>> begin RECORDS TO PROCESS
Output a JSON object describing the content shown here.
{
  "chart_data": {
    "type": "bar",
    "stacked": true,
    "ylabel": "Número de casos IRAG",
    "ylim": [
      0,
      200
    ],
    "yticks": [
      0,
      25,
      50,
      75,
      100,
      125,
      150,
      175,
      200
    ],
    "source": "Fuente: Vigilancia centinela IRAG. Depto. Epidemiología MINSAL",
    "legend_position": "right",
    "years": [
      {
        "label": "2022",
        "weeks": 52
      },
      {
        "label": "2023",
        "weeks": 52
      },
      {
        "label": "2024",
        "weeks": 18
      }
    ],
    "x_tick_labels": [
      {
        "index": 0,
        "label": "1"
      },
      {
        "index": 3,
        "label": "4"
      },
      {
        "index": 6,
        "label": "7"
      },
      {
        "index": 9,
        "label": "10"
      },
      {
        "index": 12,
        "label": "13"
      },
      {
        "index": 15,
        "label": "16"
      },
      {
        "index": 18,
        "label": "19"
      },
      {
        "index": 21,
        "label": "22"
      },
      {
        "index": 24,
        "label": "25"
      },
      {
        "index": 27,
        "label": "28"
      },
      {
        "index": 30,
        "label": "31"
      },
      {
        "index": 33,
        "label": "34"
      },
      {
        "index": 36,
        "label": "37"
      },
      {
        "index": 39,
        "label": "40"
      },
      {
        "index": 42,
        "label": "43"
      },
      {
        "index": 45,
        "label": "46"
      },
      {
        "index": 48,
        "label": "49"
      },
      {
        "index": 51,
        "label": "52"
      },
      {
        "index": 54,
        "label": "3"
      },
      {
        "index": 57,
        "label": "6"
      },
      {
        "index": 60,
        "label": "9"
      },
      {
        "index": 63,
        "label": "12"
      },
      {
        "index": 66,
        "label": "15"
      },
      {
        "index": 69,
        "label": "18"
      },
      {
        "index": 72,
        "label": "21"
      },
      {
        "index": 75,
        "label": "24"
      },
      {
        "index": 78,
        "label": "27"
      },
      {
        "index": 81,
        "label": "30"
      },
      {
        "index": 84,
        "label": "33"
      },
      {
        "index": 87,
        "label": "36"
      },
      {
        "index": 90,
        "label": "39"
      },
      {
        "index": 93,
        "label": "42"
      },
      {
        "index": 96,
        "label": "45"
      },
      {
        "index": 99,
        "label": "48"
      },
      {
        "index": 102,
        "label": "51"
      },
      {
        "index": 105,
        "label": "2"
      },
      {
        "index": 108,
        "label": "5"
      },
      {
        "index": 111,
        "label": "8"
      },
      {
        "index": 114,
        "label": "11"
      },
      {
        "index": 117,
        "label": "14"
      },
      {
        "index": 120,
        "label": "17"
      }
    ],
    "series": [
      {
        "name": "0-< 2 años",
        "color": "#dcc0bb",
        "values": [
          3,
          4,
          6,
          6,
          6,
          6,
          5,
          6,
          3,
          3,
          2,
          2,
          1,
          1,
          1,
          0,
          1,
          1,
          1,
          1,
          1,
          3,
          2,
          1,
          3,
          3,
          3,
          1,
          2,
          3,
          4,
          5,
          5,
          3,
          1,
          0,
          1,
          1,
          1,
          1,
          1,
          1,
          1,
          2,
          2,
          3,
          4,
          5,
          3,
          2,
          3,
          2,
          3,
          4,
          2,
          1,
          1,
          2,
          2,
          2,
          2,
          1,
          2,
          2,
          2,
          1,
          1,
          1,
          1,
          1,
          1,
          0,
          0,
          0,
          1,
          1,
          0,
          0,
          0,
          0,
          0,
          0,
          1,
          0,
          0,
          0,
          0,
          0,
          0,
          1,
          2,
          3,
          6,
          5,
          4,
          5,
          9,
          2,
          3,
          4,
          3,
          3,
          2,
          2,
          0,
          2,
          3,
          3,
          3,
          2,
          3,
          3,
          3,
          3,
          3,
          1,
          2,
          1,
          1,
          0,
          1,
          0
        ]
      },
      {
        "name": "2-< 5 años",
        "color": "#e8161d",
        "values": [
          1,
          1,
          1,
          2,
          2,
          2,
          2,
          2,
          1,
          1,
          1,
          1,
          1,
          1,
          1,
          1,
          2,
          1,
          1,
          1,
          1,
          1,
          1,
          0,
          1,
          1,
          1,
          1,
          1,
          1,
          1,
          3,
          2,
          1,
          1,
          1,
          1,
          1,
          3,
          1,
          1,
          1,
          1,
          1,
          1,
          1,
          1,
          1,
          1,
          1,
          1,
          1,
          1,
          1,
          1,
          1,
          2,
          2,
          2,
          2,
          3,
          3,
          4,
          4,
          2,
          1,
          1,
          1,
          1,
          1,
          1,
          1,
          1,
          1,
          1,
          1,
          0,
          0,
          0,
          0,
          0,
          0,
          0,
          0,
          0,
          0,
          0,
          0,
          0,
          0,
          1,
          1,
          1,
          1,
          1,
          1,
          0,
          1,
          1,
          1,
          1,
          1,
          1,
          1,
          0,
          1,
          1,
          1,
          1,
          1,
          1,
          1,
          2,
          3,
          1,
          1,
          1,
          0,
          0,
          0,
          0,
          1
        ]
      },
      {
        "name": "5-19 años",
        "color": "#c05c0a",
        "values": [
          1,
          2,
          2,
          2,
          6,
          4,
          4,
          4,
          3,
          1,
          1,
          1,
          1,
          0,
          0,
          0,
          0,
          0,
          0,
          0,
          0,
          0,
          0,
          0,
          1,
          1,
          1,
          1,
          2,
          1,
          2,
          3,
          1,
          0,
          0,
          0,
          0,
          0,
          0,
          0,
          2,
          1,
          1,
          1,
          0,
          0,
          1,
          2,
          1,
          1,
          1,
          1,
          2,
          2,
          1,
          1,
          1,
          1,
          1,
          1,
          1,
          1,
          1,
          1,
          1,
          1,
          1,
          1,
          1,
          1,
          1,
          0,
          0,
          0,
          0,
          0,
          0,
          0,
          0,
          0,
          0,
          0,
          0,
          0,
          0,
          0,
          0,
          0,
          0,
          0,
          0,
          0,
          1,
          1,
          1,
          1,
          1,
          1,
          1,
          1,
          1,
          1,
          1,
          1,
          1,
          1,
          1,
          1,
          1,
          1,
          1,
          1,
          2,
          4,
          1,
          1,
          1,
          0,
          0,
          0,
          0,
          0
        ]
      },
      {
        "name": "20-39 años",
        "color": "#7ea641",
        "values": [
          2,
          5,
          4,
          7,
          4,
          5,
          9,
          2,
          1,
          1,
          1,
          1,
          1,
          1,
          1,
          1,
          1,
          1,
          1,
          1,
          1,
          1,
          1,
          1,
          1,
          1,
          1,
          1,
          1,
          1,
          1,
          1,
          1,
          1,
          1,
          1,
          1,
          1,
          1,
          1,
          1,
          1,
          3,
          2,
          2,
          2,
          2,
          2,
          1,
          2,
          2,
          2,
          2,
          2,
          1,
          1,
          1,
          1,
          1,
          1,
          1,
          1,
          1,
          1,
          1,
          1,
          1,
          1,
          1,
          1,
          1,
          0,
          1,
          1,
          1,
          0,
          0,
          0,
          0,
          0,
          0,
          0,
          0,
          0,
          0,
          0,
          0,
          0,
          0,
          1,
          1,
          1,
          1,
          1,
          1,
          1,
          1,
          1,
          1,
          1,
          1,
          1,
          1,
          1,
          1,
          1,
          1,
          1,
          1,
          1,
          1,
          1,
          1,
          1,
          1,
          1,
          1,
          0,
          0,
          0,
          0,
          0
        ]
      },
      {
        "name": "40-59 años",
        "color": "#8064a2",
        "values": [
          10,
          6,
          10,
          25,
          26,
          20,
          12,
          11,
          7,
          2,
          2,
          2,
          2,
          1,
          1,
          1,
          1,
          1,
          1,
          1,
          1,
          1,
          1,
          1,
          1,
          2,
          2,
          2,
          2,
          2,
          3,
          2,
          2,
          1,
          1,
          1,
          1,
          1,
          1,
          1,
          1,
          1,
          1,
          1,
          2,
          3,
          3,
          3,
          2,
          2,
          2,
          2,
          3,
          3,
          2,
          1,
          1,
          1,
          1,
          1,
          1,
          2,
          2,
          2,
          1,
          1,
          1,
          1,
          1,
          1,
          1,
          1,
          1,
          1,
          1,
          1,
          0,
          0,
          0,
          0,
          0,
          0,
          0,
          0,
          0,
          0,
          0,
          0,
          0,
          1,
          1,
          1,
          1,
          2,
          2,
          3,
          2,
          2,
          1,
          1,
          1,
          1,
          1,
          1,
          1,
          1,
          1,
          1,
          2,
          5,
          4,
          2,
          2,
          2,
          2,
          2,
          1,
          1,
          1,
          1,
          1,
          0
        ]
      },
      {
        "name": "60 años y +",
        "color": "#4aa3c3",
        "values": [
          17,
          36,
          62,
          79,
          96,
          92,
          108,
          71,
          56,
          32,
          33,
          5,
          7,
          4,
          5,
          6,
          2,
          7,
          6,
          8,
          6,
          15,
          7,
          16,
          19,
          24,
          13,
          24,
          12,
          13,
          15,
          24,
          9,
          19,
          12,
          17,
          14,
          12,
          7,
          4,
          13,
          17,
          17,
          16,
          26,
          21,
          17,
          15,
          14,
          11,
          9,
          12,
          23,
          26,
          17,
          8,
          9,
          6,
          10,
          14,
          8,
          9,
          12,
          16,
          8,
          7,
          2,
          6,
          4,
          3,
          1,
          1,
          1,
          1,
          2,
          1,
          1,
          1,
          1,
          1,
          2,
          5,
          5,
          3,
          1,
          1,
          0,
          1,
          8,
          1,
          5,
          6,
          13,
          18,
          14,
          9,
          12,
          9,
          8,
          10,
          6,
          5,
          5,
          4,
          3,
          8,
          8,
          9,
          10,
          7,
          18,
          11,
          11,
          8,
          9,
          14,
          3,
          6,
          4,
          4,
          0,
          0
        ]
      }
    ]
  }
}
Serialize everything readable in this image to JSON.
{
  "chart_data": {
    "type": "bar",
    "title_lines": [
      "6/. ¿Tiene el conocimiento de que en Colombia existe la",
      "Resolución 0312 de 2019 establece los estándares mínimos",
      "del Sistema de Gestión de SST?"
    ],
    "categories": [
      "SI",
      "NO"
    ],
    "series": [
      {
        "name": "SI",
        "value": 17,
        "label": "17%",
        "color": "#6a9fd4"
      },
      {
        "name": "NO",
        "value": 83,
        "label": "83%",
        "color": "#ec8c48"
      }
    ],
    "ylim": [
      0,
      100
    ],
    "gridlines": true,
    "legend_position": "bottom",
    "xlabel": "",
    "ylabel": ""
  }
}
>> end RECORDS TO PROCESS
» **WRITTEN INSTRUCTION**
From the listing above, copy every line that includes the word "años".

» **COMPLETED TASK**
        "name": "0-< 2 años",
        "name": "2-< 5 años",
        "name": "5-19 años",
        "name": "20-39 años",
        "name": "40-59 años",
        "name": "60 años y +",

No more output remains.